>>>>

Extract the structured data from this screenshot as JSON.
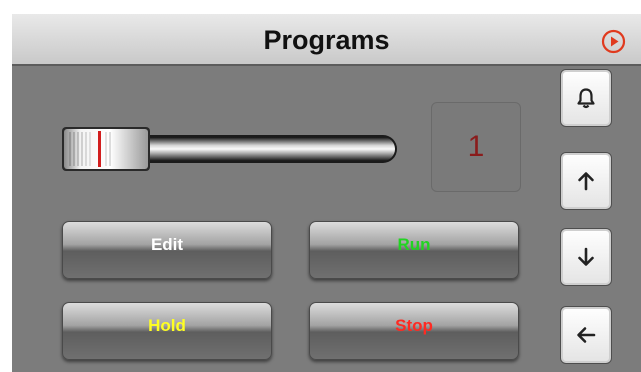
{
  "header": {
    "title": "Programs",
    "play_icon": "play-circle-icon",
    "accent": "#e03a1e"
  },
  "program": {
    "number": "1",
    "slider_position": 0.0
  },
  "buttons": {
    "edit": "Edit",
    "run": "Run",
    "hold": "Hold",
    "stop": "Stop"
  },
  "button_colors": {
    "edit": "#ffffff",
    "run": "#22d422",
    "hold": "#ffff22",
    "stop": "#ff2a22"
  },
  "side_buttons": [
    "bell-icon",
    "arrow-up-icon",
    "arrow-down-icon",
    "arrow-left-icon"
  ]
}
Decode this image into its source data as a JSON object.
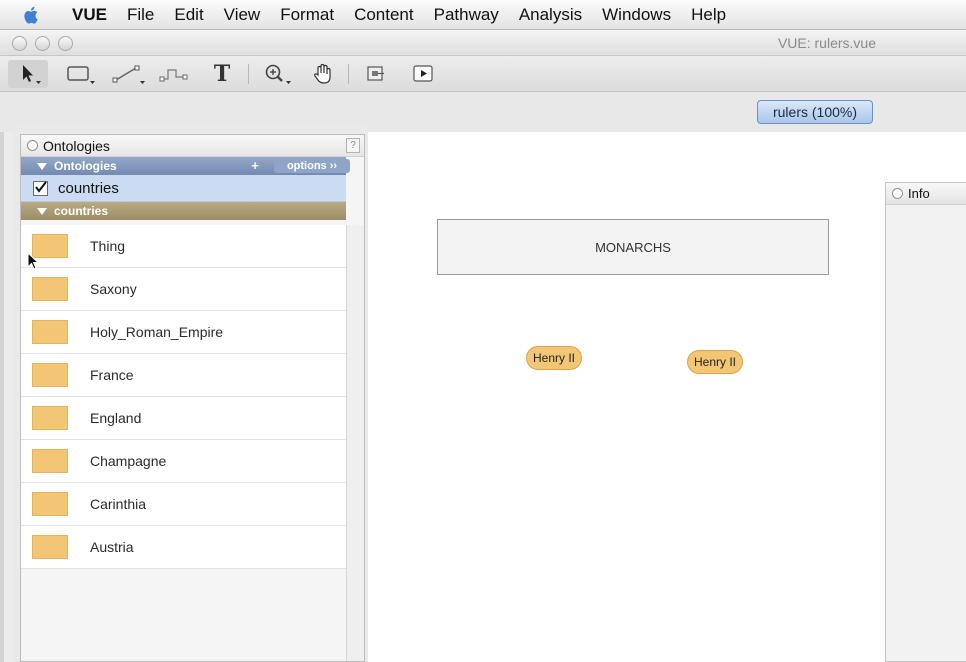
{
  "menubar": {
    "app_name": "VUE",
    "items": [
      "File",
      "Edit",
      "View",
      "Format",
      "Content",
      "Pathway",
      "Analysis",
      "Windows",
      "Help"
    ]
  },
  "window": {
    "title": "VUE: rulers.vue"
  },
  "toolbar": {
    "tools": [
      {
        "name": "selection-tool",
        "icon": "arrow-pointer-icon"
      },
      {
        "name": "node-tool",
        "icon": "rectangle-icon"
      },
      {
        "name": "link-tool",
        "icon": "link-line-icon"
      },
      {
        "name": "curve-link-tool",
        "icon": "curve-link-icon"
      },
      {
        "name": "text-tool",
        "icon": "text-t-icon",
        "label": "T"
      },
      {
        "name": "zoom-tool",
        "icon": "magnifier-icon"
      },
      {
        "name": "pan-tool",
        "icon": "hand-icon"
      },
      {
        "name": "presentation-tool",
        "icon": "presentation-icon"
      },
      {
        "name": "play-tool",
        "icon": "play-icon"
      }
    ]
  },
  "map_tab": {
    "label": "rulers (100%)"
  },
  "ontology_panel": {
    "title": "Ontologies",
    "help": "?",
    "section_label": "Ontologies",
    "add_label": "+",
    "options_label": "options ››",
    "ontology": {
      "label": "countries",
      "checked": true
    },
    "type_section_label": "countries",
    "types": [
      {
        "label": "Thing"
      },
      {
        "label": "Saxony"
      },
      {
        "label": "Holy_Roman_Empire"
      },
      {
        "label": "France"
      },
      {
        "label": "England"
      },
      {
        "label": "Champagne"
      },
      {
        "label": "Carinthia"
      },
      {
        "label": "Austria"
      }
    ],
    "swatch_color": "#f3c676"
  },
  "canvas": {
    "group_node": {
      "label": "MONARCHS"
    },
    "nodes": [
      {
        "label": "Henry II"
      },
      {
        "label": "Henry II"
      }
    ]
  },
  "info_panel": {
    "title": "Info"
  }
}
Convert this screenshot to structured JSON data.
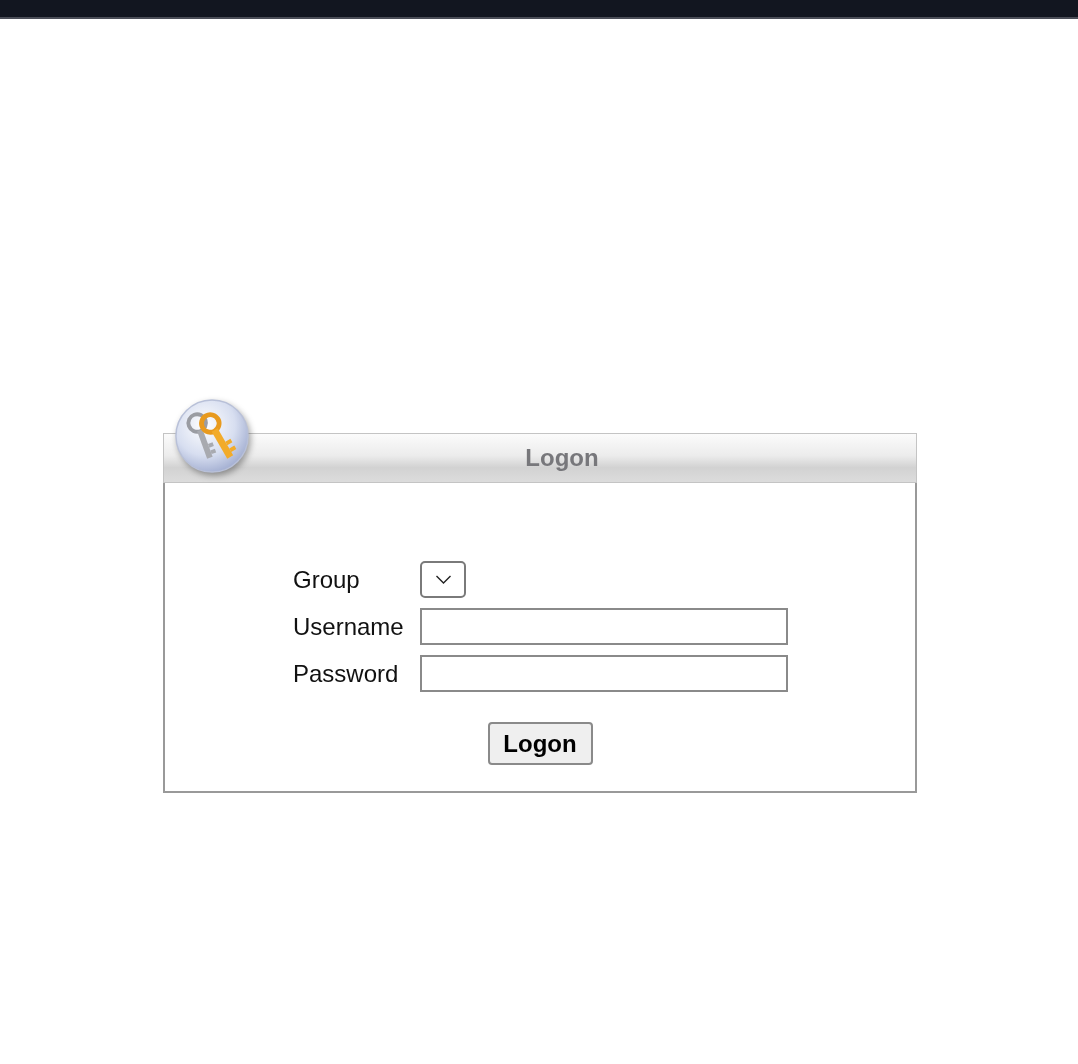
{
  "panel": {
    "title": "Logon"
  },
  "form": {
    "fields": [
      {
        "kind": "select",
        "label": "Group"
      },
      {
        "kind": "text",
        "label": "Username"
      },
      {
        "kind": "password",
        "label": "Password"
      }
    ]
  },
  "submit_button": {
    "label": "Logon"
  }
}
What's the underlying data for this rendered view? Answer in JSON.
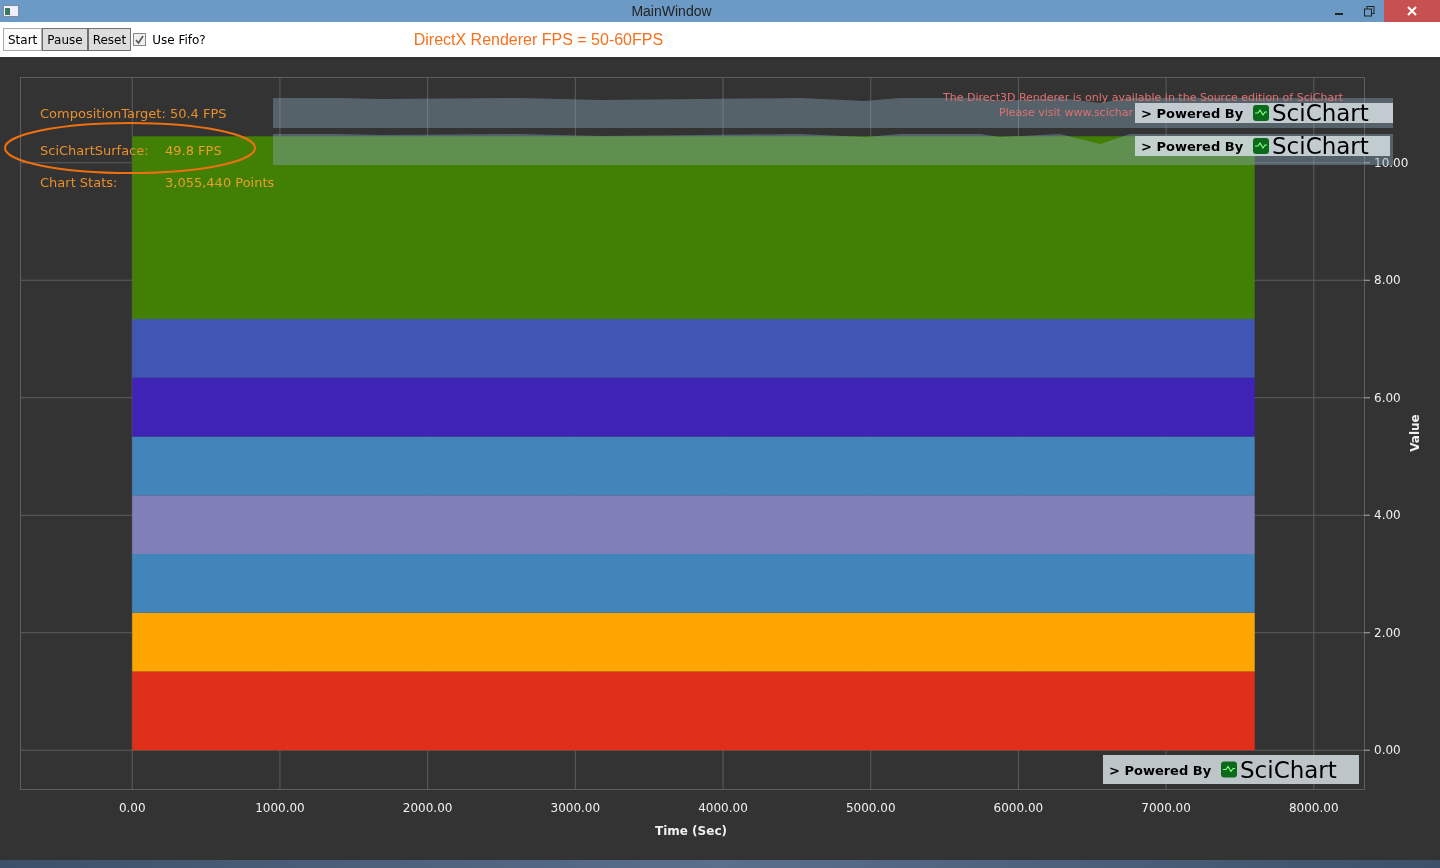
{
  "window": {
    "title": "MainWindow"
  },
  "toolbar": {
    "buttons": [
      {
        "label": "Start",
        "highlighted": true
      },
      {
        "label": "Pause",
        "highlighted": false
      },
      {
        "label": "Reset",
        "highlighted": false
      }
    ],
    "checkbox": {
      "label": "Use Fifo?",
      "checked": true
    },
    "fps_label": "DirectX Renderer FPS = 50-60FPS"
  },
  "chart": {
    "stats": [
      {
        "label": "CompositionTarget: 50.4 FPS",
        "circled": false
      },
      {
        "label": "SciChartSurface:",
        "value": "49.8 FPS",
        "circled": true
      },
      {
        "label": "Chart Stats:",
        "value": "3,055,440 Points",
        "circled": false
      }
    ],
    "notice": [
      "The Direct3D Renderer is only available in the Source edition of SciChart",
      "Please visit www.scichar"
    ],
    "badges": [
      {
        "prefix": "> Powered By",
        "brand": "SciChart"
      },
      {
        "prefix": "> Powered By",
        "brand": "SciChart"
      },
      {
        "prefix": "> Powered By",
        "brand": "SciChart"
      }
    ],
    "chart_data": {
      "type": "area",
      "stacked": true,
      "grid": true,
      "xlabel": "Time (Sec)",
      "ylabel": "Value",
      "x": [
        0,
        7600
      ],
      "xlim": [
        -760,
        8340
      ],
      "ylim": [
        -0.66,
        11.46
      ],
      "xticks": [
        {
          "value": 0,
          "label": "0.00"
        },
        {
          "value": 1000,
          "label": "1000.00"
        },
        {
          "value": 2000,
          "label": "2000.00"
        },
        {
          "value": 3000,
          "label": "3000.00"
        },
        {
          "value": 4000,
          "label": "4000.00"
        },
        {
          "value": 5000,
          "label": "5000.00"
        },
        {
          "value": 6000,
          "label": "6000.00"
        },
        {
          "value": 7000,
          "label": "7000.00"
        },
        {
          "value": 8000,
          "label": "8000.00"
        }
      ],
      "yticks": [
        {
          "value": 0,
          "label": "0.00"
        },
        {
          "value": 2,
          "label": "2.00"
        },
        {
          "value": 4,
          "label": "4.00"
        },
        {
          "value": 6,
          "label": "6.00"
        },
        {
          "value": 8,
          "label": "8.00"
        },
        {
          "value": 10,
          "label": "10.00"
        }
      ],
      "series": [
        {
          "color": "#e0301a",
          "values": [
            1.34,
            1.34
          ]
        },
        {
          "color": "#ffa500",
          "values": [
            1.0,
            1.0
          ]
        },
        {
          "color": "#4185ba",
          "values": [
            1.0,
            1.0
          ]
        },
        {
          "color": "#8080b8",
          "values": [
            1.0,
            1.0
          ]
        },
        {
          "color": "#4385bb",
          "values": [
            1.0,
            1.0
          ]
        },
        {
          "color": "#3f23b6",
          "values": [
            1.0,
            1.0
          ]
        },
        {
          "color": "#4155b5",
          "values": [
            1.0,
            1.0
          ]
        },
        {
          "color": "#417f05",
          "values": [
            3.11,
            3.11
          ]
        }
      ]
    }
  }
}
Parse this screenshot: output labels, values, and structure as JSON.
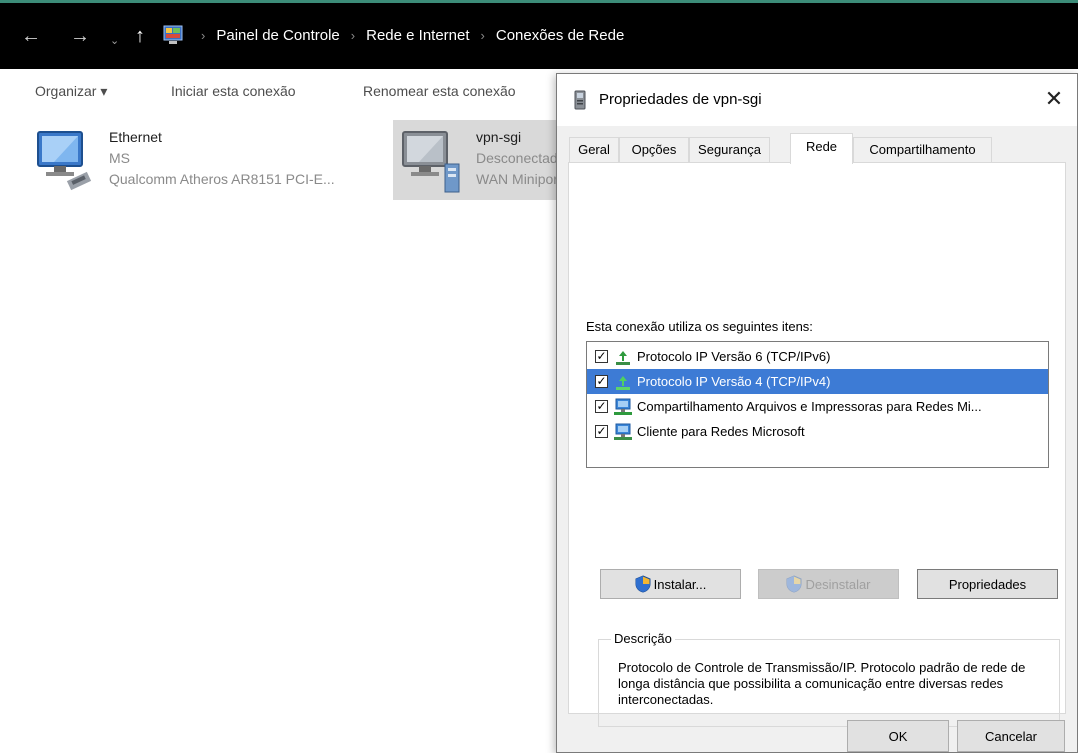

<<<<

* Stated problem:
Locate each line with the word "presentation" and copy it.

* Final result:
        "name": "presentation-tool",
        "icon": "presentation-icon"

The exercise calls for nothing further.